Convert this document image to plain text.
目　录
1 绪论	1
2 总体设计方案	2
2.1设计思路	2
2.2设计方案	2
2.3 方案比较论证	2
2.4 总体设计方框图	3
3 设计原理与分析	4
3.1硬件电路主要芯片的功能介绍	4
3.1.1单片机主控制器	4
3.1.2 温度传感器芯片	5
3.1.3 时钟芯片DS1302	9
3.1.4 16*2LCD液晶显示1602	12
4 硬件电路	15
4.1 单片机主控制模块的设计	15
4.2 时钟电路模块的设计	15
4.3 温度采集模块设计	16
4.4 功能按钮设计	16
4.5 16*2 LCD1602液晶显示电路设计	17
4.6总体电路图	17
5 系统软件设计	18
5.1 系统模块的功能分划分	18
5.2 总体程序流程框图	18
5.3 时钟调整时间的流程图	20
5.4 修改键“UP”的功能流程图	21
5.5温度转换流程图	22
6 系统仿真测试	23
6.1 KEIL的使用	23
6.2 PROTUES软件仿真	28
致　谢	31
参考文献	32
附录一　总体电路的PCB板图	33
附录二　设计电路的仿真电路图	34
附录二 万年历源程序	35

────────────────────

■ STATED PROBLEM
Print the records above exactly as they appear.

■ FULL SOLUTION
Convert this document image to plain text.
目　录
1 绪论	1
2 总体设计方案	2
2.1设计思路	2
2.2设计方案	2
2.3 方案比较论证	2
2.4 总体设计方框图	3
3 设计原理与分析	4
3.1硬件电路主要芯片的功能介绍	4
3.1.1单片机主控制器	4
3.1.2 温度传感器芯片	5
3.1.3 时钟芯片DS1302	9
3.1.4 16*2LCD液晶显示1602	12
4 硬件电路	15
4.1 单片机主控制模块的设计	15
4.2 时钟电路模块的设计	15
4.3 温度采集模块设计	16
4.4 功能按钮设计	16
4.5 16*2 LCD1602液晶显示电路设计	17
4.6总体电路图	17
5 系统软件设计	18
5.1 系统模块的功能分划分	18
5.2 总体程序流程框图	18
5.3 时钟调整时间的流程图	20
5.4 修改键“UP”的功能流程图	21
5.5温度转换流程图	22
6 系统仿真测试	23
6.1 KEIL的使用	23
6.2 PROTUES软件仿真	28
致　谢	31
参考文献	32
附录一　总体电路的PCB板图	33
附录二　设计电路的仿真电路图	34
附录二 万年历源程序	35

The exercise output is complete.